━━━ Excerpted records

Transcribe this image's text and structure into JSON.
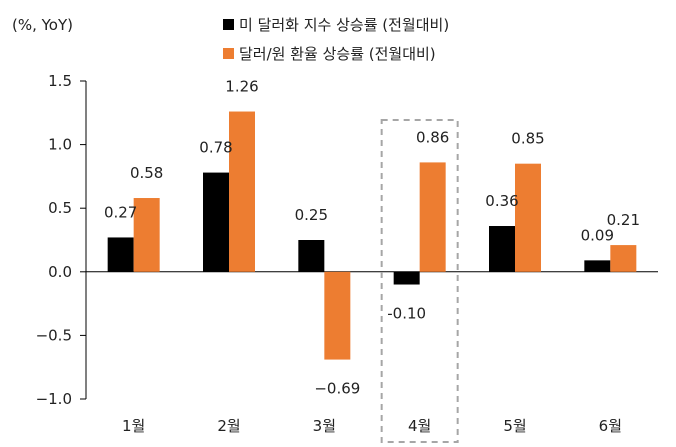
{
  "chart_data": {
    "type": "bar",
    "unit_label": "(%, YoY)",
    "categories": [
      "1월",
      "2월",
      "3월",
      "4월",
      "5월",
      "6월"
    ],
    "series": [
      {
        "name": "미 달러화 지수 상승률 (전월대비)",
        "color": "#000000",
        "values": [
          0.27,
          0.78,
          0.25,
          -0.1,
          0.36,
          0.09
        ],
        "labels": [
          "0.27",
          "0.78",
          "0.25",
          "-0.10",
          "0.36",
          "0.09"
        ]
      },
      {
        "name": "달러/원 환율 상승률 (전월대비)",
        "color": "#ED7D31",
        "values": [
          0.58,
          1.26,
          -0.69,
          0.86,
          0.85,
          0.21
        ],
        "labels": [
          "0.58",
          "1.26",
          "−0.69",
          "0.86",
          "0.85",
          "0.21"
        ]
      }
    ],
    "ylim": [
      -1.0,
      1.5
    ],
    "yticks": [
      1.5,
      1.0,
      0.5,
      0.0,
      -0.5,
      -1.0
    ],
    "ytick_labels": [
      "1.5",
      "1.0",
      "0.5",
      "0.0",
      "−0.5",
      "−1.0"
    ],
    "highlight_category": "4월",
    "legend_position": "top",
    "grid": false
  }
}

━━━━━━
━━━ Excerpted records

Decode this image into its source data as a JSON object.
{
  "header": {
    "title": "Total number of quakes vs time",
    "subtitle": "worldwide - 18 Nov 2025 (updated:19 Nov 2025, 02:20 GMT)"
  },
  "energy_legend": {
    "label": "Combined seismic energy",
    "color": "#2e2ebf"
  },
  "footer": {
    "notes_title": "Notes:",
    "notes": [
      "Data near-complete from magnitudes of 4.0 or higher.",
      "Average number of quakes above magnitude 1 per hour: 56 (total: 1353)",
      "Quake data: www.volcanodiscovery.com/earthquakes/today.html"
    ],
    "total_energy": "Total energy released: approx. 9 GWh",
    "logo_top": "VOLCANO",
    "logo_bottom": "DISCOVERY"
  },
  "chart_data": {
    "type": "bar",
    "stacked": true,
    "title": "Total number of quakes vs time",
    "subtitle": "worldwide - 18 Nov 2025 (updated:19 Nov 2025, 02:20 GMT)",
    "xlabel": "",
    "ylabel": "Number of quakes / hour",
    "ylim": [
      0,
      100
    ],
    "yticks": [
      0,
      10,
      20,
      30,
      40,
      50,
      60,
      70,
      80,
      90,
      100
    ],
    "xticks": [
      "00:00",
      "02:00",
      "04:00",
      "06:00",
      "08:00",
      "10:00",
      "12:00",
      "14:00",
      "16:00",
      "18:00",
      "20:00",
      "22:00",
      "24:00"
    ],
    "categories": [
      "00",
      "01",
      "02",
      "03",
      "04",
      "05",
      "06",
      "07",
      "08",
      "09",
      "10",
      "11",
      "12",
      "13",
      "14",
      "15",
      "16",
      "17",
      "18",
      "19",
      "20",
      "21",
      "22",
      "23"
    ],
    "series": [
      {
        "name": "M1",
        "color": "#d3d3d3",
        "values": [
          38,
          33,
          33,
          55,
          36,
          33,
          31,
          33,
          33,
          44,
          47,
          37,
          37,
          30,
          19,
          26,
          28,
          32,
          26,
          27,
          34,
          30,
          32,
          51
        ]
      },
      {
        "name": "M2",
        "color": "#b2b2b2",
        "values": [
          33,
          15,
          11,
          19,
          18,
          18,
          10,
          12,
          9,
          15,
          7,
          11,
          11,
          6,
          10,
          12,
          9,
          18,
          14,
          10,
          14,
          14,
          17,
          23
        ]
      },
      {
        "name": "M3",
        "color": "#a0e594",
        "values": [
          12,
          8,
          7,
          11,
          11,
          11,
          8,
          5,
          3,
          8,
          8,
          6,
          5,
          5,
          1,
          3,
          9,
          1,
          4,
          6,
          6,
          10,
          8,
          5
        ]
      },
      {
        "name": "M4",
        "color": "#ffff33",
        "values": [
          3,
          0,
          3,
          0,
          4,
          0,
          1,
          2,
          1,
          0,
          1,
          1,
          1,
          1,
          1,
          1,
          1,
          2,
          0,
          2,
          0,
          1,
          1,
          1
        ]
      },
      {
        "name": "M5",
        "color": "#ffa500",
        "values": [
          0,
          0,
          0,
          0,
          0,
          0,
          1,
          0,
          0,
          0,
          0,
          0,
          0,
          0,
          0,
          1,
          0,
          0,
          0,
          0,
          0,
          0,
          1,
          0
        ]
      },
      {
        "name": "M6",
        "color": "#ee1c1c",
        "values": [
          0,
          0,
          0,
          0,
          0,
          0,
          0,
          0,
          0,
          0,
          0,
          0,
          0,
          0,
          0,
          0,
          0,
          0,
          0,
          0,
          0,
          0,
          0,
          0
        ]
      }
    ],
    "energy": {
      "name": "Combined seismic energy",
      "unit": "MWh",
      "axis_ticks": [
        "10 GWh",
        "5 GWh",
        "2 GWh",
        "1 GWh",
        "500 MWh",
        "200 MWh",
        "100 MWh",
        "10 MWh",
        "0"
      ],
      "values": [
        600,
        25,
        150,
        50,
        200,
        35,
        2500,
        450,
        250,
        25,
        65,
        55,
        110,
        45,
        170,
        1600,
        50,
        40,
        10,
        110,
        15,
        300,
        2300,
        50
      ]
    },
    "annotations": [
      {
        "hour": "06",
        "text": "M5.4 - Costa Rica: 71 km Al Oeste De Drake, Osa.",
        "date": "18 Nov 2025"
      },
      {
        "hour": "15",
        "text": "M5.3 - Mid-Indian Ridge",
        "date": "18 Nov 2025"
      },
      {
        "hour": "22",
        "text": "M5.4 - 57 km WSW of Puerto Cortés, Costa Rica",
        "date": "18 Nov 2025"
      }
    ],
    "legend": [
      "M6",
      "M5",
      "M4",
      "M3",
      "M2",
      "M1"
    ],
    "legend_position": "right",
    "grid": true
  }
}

━━━━━━
━━━ Excerpted records

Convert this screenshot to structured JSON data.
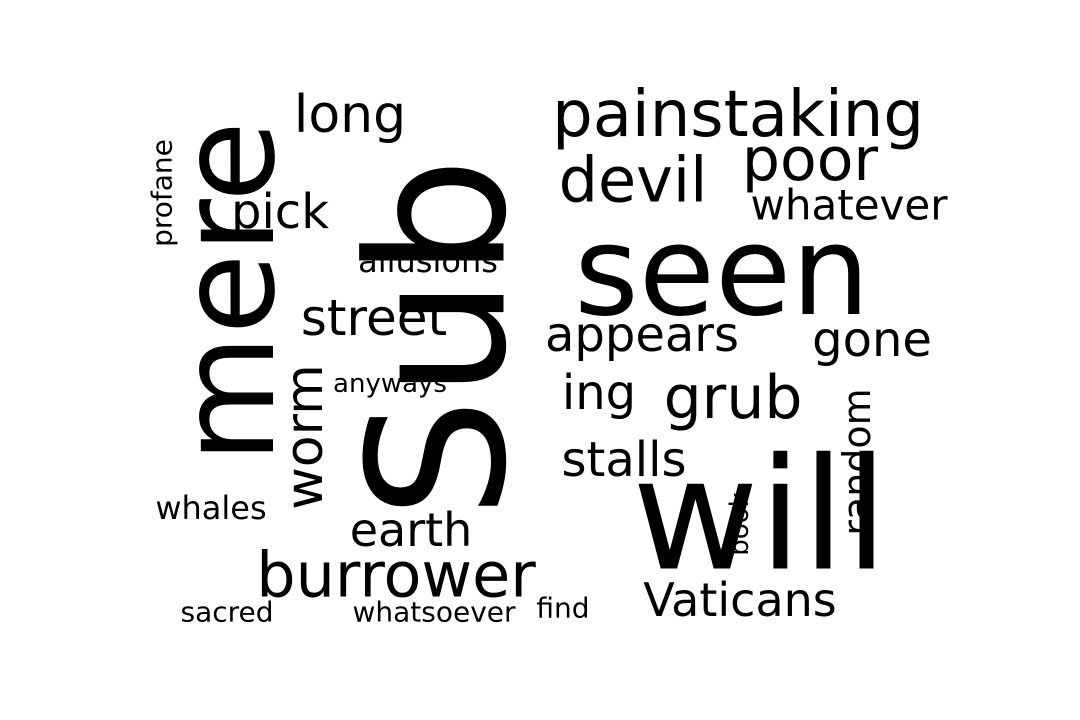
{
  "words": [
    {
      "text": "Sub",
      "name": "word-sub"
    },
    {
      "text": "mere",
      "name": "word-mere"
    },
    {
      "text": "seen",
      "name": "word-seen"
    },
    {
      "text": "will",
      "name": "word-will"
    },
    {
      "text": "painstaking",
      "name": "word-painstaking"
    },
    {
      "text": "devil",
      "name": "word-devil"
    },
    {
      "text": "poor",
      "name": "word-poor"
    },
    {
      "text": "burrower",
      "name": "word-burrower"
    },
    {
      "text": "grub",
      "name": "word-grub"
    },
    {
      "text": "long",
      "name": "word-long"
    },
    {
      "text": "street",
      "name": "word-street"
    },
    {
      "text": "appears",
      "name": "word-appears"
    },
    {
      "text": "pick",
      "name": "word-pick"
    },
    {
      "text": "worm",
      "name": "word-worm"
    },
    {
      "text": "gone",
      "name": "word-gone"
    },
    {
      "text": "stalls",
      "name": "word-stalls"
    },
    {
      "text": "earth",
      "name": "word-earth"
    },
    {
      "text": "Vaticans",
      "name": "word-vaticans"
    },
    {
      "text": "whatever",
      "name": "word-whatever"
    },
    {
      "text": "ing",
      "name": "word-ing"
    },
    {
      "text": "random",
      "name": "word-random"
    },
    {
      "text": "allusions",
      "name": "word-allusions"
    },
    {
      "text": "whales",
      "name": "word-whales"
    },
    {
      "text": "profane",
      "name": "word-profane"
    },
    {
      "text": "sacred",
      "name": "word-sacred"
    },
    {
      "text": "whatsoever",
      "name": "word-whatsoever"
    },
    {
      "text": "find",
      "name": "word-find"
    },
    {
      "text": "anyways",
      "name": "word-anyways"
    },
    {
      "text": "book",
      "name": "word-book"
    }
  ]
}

━━━━━━

Exercise objective
From the entries above, collect every line with the string "worldwide" in it.

Task result
    "subtitle": "worldwide - 18 Nov 2025 (updated:19 Nov 2025, 02:20 GMT)"
    "subtitle": "worldwide - 18 Nov 2025 (updated:19 Nov 2025, 02:20 GMT)",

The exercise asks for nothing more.